→ Problem description
With the pictures left out, write out exactly the lines from the one containing "Convert this document image to plain text." through the end.

→ Entries from a dataset
........
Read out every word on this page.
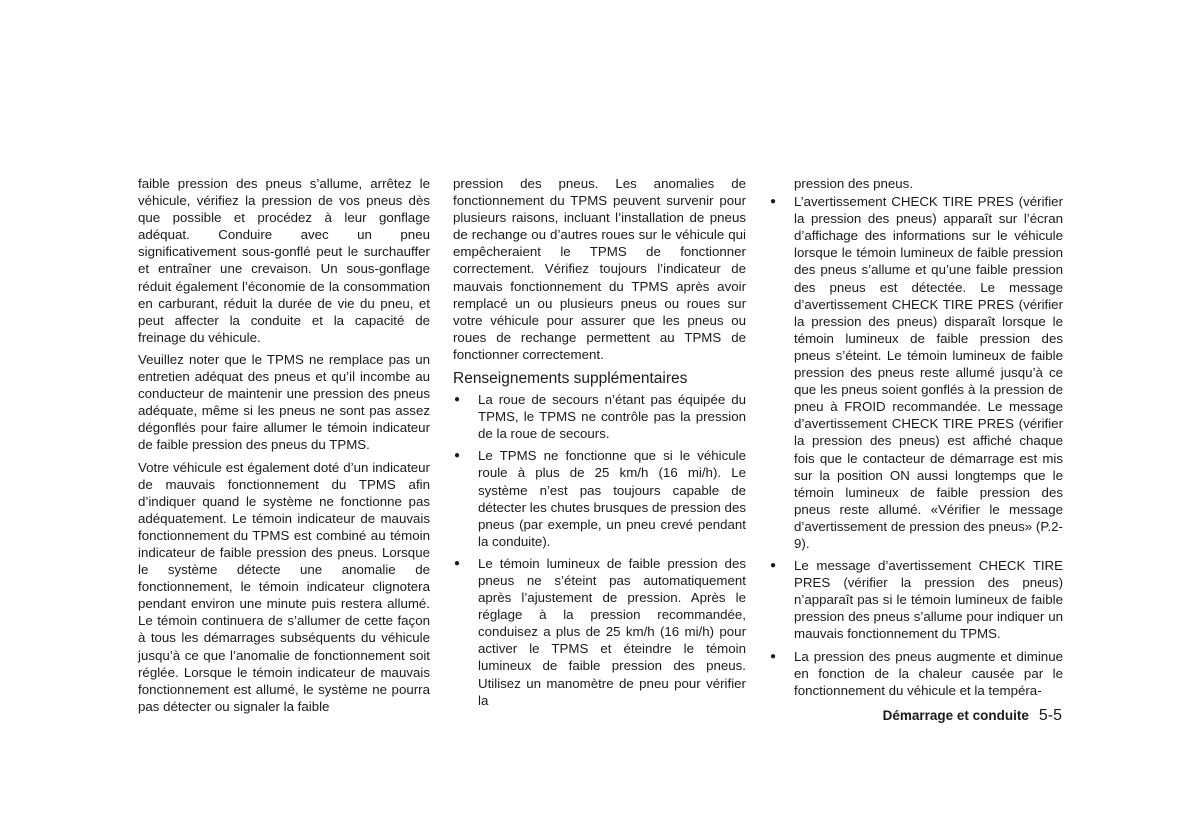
faible pression des pneus s’allume, arrêtez le véhicule, vérifiez la pression de vos pneus dès que possible et procédez à leur gonflage adéquat. Conduire avec un pneu significativement sous-gonflé peut le surchauffer et entraîner une crevaison. Un sous-gonflage réduit également l’économie de la consommation en carburant, réduit la durée de vie du pneu, et peut affecter la conduite et la capacité de freinage du véhicule.

Veuillez noter que le TPMS ne remplace pas un entretien adéquat des pneus et qu’il incombe au conducteur de maintenir une pression des pneus adéquate, même si les pneus ne sont pas assez dégonflés pour faire allumer le témoin indicateur de faible pression des pneus du TPMS.

Votre véhicule est également doté d’un indicateur de mauvais fonctionnement du TPMS afin d’indiquer quand le système ne fonctionne pas adéquatement. Le témoin indicateur de mauvais fonctionnement du TPMS est combiné au témoin indicateur de faible pression des pneus. Lorsque le système détecte une anomalie de fonctionnement, le témoin indicateur clignotera pendant environ une minute puis restera allumé. Le témoin continuera de s’allumer de cette façon à tous les démarrages subséquents du véhicule jusqu’à ce que l’anomalie de fonctionnement soit réglée. Lorsque le témoin indicateur de mauvais fonctionnement est allumé, le système ne pourra pas détecter ou signaler la faible

pression des pneus. Les anomalies de fonctionnement du TPMS peuvent survenir pour plusieurs raisons, incluant l’installation de pneus de rechange ou d’autres roues sur le véhicule qui empêcheraient le TPMS de fonctionner correctement. Vérifiez toujours l’indicateur de mauvais fonctionnement du TPMS après avoir remplacé un ou plusieurs pneus ou roues sur votre véhicule pour assurer que les pneus ou roues de rechange permettent au TPMS de fonctionner correctement.

Renseignements supplémentaires
● La roue de secours n’étant pas équipée du TPMS, le TPMS ne contrôle pas la pression de la roue de secours.
● Le TPMS ne fonctionne que si le véhicule roule à plus de 25 km/h (16 mi/h). Le système n’est pas toujours capable de détecter les chutes brusques de pression des pneus (par exemple, un pneu crevé pendant la conduite).
● Le témoin lumineux de faible pression des pneus ne s’éteint pas automatiquement après l’ajustement de pression. Après le réglage à la pression recommandée, conduisez a plus de 25 km/h (16 mi/h) pour activer le TPMS et éteindre le témoin lumineux de faible pression des pneus. Utilisez un manomètre de pneu pour vérifier la
pression des pneus.
● L’avertissement CHECK TIRE PRES (vérifier la pression des pneus) apparaît sur l’écran d’affichage des informations sur le véhicule lorsque le témoin lumineux de faible pression des pneus s’allume et qu’une faible pression des pneus est détectée. Le message d’avertissement CHECK TIRE PRES (vérifier la pression des pneus) disparaît lorsque le témoin lumineux de faible pression des pneus s’éteint. Le témoin lumineux de faible pression des pneus reste allumé jusqu’à ce que les pneus soient gonflés à la pression de pneu à FROID recommandée. Le message d’avertissement CHECK TIRE PRES (vérifier la pression des pneus) est affiché chaque fois que le contacteur de démarrage est mis sur la position ON aussi longtemps que le témoin lumineux de faible pression des pneus reste allumé. «Vérifier le message d’avertissement de pression des pneus» (P.2-9).
● Le message d’avertissement CHECK TIRE PRES (vérifier la pression des pneus) n’apparaît pas si le témoin lumineux de faible pression des pneus s’allume pour indiquer un mauvais fonctionnement du TPMS.
● La pression des pneus augmente et diminue en fonction de la chaleur causée par le fonctionnement du véhicule et la tempéra-
Démarrage et conduite 5-5
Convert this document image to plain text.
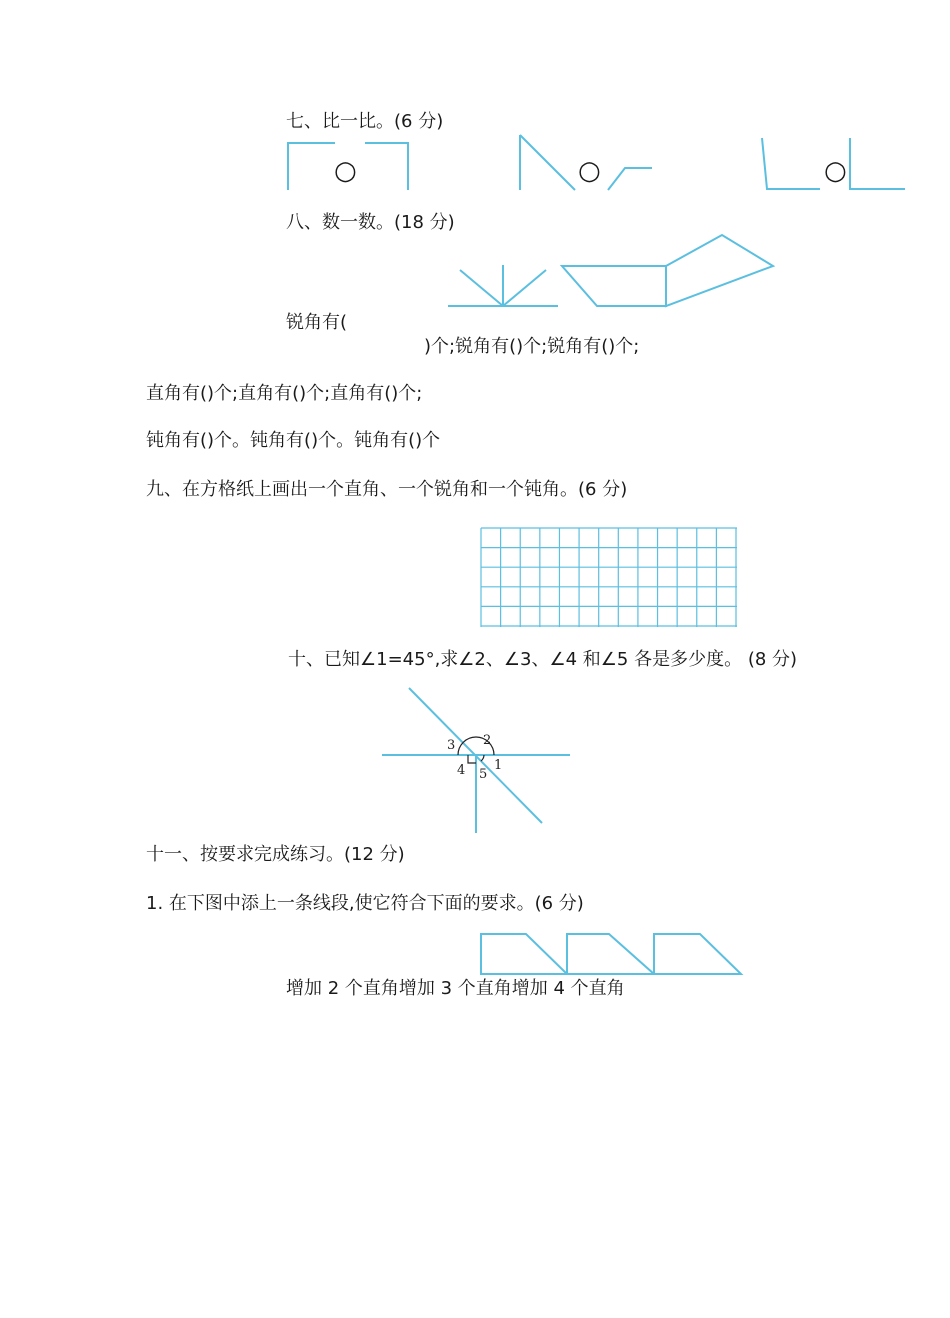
七、比一比。(6 分)
○	○	○
八、数一数。(18 分)
锐角有(
)个;锐角有()个;锐角有()个;
直角有()个;直角有()个;直角有()个;
钝角有()个。钝角有()个。钝角有()个
九、在方格纸上画出一个直角、一个锐角和一个钝角。(6 分)
十、已知∠1=45°,求∠2、∠3、∠4 和∠5 各是多少度。 (8 分)
1
2
3
4 5
十一、按要求完成练习。(12 分)
1. 在下图中添上一条线段,使它符合下面的要求。(6 分)
增加 2 个直角增加 3 个直角增加 4 个直角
........
→ Problem solution
Convert this document image to plain text.
七、比一比。(6 分)
○	○	○
八、数一数。(18 分)
锐角有(
)个;锐角有()个;锐角有()个;
直角有()个;直角有()个;直角有()个;
钝角有()个。钝角有()个。钝角有()个
九、在方格纸上画出一个直角、一个锐角和一个钝角。(6 分)
十、已知∠1=45°,求∠2、∠3、∠4 和∠5 各是多少度。 (8 分)
1
2
3
4 5
十一、按要求完成练习。(12 分)
1. 在下图中添上一条线段,使它符合下面的要求。(6 分)
增加 2 个直角增加 3 个直角增加 4 个直角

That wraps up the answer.